Raw records

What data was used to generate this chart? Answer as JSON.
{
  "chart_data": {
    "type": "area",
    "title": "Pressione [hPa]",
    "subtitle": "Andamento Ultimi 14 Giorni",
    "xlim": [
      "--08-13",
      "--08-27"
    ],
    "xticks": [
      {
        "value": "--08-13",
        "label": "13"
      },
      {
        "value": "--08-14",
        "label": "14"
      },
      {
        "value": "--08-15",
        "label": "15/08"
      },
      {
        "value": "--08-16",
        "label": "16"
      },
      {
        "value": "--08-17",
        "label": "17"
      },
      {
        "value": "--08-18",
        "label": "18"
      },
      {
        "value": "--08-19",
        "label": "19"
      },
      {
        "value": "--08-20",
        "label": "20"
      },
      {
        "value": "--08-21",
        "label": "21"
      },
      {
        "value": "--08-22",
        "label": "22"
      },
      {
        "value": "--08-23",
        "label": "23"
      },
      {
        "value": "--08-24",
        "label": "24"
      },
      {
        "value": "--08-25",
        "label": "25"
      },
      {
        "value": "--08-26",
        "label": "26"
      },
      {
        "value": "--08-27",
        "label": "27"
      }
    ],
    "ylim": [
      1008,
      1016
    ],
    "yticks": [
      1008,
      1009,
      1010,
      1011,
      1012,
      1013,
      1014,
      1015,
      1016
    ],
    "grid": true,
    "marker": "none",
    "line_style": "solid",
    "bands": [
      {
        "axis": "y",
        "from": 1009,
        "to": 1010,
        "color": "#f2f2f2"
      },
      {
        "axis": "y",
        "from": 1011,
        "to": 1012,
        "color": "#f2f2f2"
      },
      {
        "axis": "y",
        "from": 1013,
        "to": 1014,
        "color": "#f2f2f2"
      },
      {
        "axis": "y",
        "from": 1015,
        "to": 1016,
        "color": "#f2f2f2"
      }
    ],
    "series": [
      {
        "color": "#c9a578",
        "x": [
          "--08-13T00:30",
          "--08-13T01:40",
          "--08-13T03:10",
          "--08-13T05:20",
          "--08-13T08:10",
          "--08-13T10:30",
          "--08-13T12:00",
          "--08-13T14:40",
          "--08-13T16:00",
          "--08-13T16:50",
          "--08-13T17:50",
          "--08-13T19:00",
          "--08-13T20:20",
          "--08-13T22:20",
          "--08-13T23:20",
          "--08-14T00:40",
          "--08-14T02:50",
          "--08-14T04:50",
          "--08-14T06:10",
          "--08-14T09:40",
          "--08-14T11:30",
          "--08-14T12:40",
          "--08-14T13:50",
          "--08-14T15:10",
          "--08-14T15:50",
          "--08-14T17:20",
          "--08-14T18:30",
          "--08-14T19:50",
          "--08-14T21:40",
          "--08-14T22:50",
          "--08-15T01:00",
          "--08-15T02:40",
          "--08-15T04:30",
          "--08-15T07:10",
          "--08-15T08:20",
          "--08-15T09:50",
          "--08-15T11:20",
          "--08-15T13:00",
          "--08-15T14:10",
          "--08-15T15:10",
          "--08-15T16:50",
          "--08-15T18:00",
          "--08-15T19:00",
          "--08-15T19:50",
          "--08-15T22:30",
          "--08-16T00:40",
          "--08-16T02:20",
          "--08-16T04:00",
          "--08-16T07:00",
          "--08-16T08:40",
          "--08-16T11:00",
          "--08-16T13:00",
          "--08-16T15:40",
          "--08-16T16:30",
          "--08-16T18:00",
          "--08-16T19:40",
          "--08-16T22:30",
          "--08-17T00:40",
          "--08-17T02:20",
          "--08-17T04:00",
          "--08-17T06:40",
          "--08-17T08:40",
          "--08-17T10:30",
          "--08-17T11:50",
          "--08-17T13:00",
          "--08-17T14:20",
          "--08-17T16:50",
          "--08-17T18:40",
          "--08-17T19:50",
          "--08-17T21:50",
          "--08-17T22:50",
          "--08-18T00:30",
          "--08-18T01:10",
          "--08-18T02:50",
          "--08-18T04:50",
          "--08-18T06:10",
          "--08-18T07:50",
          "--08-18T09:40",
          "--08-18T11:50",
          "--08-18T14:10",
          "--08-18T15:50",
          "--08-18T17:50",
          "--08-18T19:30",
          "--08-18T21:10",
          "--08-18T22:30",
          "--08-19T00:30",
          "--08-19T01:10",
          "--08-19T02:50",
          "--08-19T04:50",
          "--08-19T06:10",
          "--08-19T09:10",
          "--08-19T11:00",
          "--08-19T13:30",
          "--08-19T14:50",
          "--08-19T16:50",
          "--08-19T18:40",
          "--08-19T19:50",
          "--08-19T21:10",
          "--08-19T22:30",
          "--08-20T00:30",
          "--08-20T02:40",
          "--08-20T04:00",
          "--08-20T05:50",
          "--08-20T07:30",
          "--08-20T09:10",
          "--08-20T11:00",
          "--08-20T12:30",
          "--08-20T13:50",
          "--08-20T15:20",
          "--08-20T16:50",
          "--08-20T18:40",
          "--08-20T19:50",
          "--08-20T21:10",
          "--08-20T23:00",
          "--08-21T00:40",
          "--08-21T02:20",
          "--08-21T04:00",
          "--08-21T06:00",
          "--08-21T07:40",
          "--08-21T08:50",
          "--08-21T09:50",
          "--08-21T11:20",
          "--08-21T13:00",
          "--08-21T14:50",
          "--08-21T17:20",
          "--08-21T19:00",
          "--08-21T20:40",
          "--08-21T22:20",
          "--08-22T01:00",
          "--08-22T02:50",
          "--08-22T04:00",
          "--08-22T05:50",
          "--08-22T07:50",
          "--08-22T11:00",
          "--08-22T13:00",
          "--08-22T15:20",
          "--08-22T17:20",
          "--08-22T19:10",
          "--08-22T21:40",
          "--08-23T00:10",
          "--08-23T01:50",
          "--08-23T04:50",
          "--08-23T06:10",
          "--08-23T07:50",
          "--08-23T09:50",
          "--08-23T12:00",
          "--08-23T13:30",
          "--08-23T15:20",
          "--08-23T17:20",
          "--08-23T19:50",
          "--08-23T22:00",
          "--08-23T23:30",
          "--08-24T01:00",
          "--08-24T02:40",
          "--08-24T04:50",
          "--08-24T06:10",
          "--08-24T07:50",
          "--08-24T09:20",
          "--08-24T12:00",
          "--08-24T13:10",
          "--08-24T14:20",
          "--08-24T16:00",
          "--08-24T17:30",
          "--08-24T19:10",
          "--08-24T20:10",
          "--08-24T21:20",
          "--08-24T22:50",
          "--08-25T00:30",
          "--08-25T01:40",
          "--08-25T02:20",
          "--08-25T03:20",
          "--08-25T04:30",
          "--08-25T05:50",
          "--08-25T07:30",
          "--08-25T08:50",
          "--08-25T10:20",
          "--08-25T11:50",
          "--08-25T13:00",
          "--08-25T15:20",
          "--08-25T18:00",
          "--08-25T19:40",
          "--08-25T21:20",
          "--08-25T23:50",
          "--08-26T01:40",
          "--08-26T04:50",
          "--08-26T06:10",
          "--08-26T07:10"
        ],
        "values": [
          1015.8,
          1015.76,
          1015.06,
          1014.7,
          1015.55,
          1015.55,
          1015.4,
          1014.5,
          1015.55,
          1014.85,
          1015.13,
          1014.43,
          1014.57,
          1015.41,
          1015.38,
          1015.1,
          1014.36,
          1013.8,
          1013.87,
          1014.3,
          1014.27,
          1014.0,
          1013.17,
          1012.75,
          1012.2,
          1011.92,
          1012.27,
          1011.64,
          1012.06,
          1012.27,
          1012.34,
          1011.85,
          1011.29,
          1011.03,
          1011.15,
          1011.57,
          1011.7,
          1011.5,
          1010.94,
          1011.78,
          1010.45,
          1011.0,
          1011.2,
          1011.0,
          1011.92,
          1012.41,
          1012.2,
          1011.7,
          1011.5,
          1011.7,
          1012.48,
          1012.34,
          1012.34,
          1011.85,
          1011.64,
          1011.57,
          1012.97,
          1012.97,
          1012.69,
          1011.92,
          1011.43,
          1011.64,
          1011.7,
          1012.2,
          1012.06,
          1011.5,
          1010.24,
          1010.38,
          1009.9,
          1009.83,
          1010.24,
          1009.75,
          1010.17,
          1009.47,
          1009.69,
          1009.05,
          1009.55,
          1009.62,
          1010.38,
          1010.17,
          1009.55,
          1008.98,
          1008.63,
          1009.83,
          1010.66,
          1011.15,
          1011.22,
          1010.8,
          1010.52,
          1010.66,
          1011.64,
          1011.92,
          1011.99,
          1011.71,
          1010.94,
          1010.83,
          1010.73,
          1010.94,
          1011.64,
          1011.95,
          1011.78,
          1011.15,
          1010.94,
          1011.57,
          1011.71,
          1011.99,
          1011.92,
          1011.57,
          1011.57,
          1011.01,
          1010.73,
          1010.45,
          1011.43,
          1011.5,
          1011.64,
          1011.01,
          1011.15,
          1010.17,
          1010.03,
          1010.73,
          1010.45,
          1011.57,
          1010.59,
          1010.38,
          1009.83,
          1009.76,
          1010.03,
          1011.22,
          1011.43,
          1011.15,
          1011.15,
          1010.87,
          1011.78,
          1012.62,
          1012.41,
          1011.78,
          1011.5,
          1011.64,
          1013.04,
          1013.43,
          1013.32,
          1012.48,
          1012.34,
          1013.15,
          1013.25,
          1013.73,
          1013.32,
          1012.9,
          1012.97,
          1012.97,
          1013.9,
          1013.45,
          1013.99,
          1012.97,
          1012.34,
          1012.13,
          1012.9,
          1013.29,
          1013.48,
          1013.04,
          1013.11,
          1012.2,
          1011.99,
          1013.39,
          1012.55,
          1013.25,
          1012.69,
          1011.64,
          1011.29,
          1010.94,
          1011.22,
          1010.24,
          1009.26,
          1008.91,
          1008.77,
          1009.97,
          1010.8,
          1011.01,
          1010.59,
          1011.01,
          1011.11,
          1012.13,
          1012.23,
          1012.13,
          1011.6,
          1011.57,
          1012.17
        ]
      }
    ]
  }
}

### Exercise requirements:
For each line above that contains the word "from", copy that line.

### Task solution:
        "from": 1009,
        "from": 1011,
        "from": 1013,
        "from": 1015,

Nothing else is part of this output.